Provided data:

--- BEGIN ---

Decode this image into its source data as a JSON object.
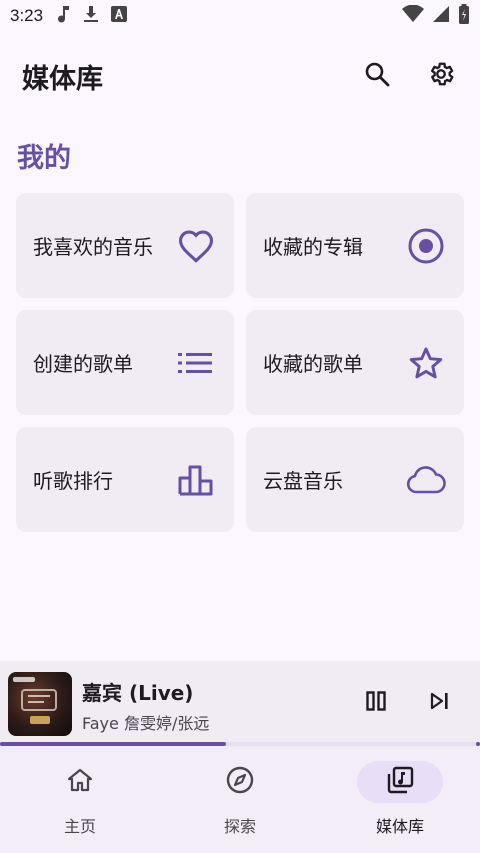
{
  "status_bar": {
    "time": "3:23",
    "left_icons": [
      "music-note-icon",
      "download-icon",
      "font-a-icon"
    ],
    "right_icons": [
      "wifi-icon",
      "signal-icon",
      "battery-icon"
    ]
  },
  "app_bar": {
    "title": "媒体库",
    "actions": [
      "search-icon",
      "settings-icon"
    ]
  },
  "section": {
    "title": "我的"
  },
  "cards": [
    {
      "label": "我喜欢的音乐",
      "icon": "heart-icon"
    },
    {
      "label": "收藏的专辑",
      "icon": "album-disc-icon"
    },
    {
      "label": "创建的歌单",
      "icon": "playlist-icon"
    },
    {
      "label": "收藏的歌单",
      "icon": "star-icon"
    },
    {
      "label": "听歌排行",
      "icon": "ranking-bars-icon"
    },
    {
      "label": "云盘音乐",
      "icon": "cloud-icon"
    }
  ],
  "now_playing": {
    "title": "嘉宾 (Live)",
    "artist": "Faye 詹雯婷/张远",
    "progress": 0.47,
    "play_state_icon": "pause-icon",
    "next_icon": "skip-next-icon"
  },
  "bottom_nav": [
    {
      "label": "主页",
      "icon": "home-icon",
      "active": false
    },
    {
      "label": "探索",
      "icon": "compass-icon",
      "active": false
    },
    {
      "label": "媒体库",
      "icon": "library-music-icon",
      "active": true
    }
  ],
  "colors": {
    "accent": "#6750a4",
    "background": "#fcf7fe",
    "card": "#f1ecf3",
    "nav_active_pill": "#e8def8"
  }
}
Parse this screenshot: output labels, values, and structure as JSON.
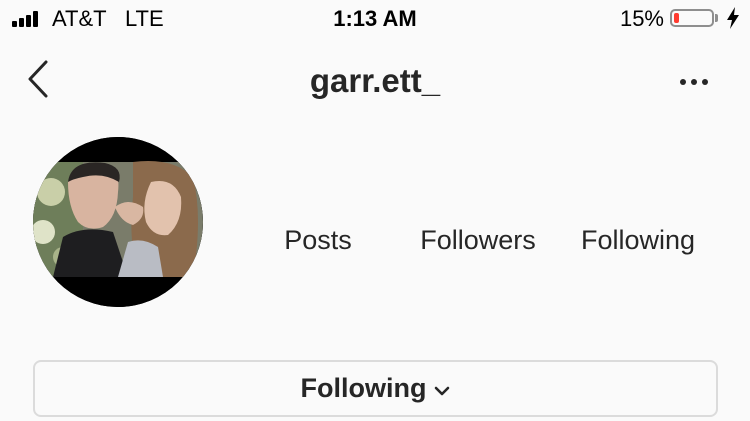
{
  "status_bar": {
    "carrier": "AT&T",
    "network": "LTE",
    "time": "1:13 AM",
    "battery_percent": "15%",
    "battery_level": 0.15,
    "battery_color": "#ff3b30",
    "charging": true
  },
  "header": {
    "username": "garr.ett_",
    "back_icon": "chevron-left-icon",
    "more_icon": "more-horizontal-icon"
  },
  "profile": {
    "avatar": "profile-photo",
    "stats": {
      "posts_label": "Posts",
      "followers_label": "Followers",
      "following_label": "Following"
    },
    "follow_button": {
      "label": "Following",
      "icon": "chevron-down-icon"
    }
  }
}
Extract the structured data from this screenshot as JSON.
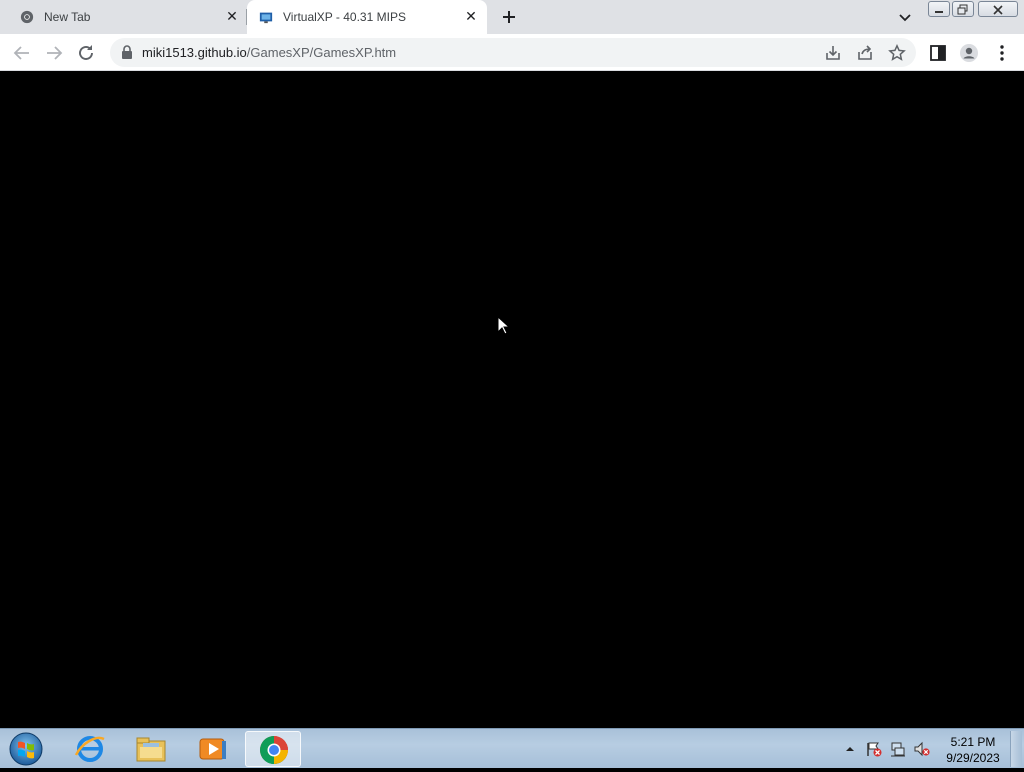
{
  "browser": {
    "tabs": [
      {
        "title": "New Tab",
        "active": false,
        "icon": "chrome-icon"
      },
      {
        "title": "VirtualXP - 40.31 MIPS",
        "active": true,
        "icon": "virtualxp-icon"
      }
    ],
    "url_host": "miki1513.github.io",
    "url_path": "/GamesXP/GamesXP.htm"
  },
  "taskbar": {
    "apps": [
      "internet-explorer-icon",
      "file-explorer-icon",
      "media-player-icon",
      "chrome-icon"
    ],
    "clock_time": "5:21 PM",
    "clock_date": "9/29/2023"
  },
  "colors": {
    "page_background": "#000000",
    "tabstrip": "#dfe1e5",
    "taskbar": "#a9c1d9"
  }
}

--- END ---

Short problem: Give the material again exactly as it is, but keep the pictures out.

Completed exercise:
Decode this image into its source data as a JSON object.
{
  "status_bar": {
    "time": "3:23",
    "left_icons": [
      "music-note-icon",
      "download-icon",
      "font-a-icon"
    ],
    "right_icons": [
      "wifi-icon",
      "signal-icon",
      "battery-icon"
    ]
  },
  "app_bar": {
    "title": "媒体库",
    "actions": [
      "search-icon",
      "settings-icon"
    ]
  },
  "section": {
    "title": "我的"
  },
  "cards": [
    {
      "label": "我喜欢的音乐",
      "icon": "heart-icon"
    },
    {
      "label": "收藏的专辑",
      "icon": "album-disc-icon"
    },
    {
      "label": "创建的歌单",
      "icon": "playlist-icon"
    },
    {
      "label": "收藏的歌单",
      "icon": "star-icon"
    },
    {
      "label": "听歌排行",
      "icon": "ranking-bars-icon"
    },
    {
      "label": "云盘音乐",
      "icon": "cloud-icon"
    }
  ],
  "now_playing": {
    "title": "嘉宾 (Live)",
    "artist": "Faye 詹雯婷/张远",
    "progress": 0.47,
    "play_state_icon": "pause-icon",
    "next_icon": "skip-next-icon"
  },
  "bottom_nav": [
    {
      "label": "主页",
      "icon": "home-icon",
      "active": false
    },
    {
      "label": "探索",
      "icon": "compass-icon",
      "active": false
    },
    {
      "label": "媒体库",
      "icon": "library-music-icon",
      "active": true
    }
  ],
  "colors": {
    "accent": "#6750a4",
    "background": "#fcf7fe",
    "card": "#f1ecf3",
    "nav_active_pill": "#e8def8"
  }
}
Parse this screenshot: output labels, values, and structure as JSON.
{
  "status_bar": {
    "carrier": "AT&T",
    "network": "LTE",
    "time": "1:13 AM",
    "battery_percent": "15%",
    "battery_level": 0.15,
    "battery_color": "#ff3b30",
    "charging": true
  },
  "header": {
    "username": "garr.ett_",
    "back_icon": "chevron-left-icon",
    "more_icon": "more-horizontal-icon"
  },
  "profile": {
    "avatar": "profile-photo",
    "stats": {
      "posts_label": "Posts",
      "followers_label": "Followers",
      "following_label": "Following"
    },
    "follow_button": {
      "label": "Following",
      "icon": "chevron-down-icon"
    }
  }
}
Extract the structured data from this screenshot as JSON.
{
  "browser": {
    "tabs": [
      {
        "title": "New Tab",
        "active": false,
        "icon": "chrome-icon"
      },
      {
        "title": "VirtualXP - 40.31 MIPS",
        "active": true,
        "icon": "virtualxp-icon"
      }
    ],
    "url_host": "miki1513.github.io",
    "url_path": "/GamesXP/GamesXP.htm"
  },
  "taskbar": {
    "apps": [
      "internet-explorer-icon",
      "file-explorer-icon",
      "media-player-icon",
      "chrome-icon"
    ],
    "clock_time": "5:21 PM",
    "clock_date": "9/29/2023"
  },
  "colors": {
    "page_background": "#000000",
    "tabstrip": "#dfe1e5",
    "taskbar": "#a9c1d9"
  }
}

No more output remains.